GIVEN PROBLEM:
Collect every line of the records below that contains the word "Sync".

(Extracted data entries)
════

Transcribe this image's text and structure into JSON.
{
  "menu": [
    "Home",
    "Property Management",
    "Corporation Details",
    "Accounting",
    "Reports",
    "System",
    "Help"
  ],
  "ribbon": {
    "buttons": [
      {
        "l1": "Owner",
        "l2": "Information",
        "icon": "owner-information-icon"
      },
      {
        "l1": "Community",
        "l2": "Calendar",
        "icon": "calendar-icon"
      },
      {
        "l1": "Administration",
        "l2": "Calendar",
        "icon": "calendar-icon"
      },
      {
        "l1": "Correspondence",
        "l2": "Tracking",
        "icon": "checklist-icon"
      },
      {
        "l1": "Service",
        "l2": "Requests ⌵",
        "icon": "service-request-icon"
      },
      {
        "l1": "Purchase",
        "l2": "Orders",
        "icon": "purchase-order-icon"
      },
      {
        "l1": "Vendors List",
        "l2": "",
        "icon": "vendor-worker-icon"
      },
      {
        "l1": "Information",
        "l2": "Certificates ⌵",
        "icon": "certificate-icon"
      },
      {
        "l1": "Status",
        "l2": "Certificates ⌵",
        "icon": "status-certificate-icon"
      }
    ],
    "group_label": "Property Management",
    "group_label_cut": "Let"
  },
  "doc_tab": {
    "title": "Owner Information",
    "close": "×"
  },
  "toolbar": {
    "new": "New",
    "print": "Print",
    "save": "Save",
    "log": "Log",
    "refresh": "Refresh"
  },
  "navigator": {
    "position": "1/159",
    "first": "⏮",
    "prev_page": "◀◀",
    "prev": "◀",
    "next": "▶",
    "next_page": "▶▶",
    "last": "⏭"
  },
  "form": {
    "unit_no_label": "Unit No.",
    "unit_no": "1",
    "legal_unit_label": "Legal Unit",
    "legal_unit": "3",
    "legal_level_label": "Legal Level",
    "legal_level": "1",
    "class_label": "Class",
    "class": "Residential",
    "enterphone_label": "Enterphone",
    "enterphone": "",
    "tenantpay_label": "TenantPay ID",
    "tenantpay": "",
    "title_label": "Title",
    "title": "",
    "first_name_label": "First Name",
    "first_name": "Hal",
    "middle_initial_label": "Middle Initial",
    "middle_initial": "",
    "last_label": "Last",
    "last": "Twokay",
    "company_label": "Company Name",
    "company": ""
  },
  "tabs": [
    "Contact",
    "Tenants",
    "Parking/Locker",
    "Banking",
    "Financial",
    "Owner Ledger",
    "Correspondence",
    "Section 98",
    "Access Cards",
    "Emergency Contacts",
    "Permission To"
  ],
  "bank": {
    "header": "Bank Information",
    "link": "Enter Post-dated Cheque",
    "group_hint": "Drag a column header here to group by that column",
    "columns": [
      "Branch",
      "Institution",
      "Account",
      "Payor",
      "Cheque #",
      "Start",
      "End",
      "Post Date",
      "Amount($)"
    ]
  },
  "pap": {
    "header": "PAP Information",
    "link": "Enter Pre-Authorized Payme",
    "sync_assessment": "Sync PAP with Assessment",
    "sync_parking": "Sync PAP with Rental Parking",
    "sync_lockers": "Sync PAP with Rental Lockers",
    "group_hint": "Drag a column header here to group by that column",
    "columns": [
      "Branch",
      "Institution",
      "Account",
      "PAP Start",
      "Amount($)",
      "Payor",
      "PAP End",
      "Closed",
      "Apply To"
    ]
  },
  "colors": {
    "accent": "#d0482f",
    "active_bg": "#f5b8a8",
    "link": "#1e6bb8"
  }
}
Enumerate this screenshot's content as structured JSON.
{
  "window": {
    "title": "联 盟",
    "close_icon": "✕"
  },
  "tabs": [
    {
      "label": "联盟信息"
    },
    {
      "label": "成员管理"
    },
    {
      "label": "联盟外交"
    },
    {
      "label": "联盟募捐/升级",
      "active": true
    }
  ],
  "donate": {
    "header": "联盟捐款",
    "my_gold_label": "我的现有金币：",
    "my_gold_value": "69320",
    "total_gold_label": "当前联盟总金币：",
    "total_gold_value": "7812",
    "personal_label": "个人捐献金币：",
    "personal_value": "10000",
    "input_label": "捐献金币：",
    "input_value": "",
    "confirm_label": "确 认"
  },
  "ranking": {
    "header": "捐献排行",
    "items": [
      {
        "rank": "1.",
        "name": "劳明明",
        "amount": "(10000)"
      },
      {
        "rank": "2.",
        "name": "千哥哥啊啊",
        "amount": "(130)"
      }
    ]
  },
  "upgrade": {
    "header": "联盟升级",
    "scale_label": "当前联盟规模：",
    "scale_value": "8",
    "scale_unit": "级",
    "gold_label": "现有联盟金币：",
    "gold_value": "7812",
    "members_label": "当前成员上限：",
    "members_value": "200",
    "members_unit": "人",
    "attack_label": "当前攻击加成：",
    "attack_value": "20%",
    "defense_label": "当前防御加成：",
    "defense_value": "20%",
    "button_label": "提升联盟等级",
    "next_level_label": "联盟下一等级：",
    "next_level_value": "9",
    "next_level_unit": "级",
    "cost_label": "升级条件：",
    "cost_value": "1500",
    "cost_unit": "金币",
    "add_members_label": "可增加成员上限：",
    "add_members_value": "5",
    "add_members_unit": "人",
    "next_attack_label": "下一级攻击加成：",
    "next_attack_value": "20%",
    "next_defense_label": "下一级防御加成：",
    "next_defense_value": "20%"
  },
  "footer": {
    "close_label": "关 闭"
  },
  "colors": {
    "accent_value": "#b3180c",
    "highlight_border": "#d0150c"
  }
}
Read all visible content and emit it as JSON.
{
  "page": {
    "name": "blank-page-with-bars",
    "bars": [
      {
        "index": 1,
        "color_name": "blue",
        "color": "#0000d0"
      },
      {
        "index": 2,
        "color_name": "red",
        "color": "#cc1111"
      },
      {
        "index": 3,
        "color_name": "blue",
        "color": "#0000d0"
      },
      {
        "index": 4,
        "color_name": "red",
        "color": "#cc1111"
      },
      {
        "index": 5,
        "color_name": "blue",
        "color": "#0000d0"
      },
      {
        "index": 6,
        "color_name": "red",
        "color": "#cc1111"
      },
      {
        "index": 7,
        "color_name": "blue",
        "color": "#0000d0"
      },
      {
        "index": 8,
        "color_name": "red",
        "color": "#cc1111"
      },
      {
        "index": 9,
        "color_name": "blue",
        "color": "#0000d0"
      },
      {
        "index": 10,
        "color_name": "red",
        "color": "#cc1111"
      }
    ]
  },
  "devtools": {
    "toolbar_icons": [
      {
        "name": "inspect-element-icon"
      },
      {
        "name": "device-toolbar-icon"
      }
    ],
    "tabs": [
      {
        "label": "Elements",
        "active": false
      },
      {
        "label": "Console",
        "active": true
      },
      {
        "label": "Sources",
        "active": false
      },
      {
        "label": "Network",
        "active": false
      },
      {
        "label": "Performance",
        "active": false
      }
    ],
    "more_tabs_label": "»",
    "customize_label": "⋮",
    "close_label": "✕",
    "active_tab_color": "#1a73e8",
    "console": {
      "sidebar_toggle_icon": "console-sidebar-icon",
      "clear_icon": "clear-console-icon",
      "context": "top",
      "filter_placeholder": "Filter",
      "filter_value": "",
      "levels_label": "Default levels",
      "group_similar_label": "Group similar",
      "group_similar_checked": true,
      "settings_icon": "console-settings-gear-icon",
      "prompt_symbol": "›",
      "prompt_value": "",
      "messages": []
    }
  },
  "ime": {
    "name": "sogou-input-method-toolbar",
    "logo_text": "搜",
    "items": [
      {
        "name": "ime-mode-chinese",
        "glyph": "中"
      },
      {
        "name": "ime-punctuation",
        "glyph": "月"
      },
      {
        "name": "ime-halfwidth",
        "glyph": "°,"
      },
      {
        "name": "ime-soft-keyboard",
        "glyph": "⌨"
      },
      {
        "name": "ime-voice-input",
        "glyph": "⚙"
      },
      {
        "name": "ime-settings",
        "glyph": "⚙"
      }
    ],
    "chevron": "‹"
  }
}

════

TASK SOLUTION:
    "sync_assessment": "Sync PAP with Assessment",
    "sync_parking": "Sync PAP with Rental Parking",
    "sync_lockers": "Sync PAP with Rental Lockers",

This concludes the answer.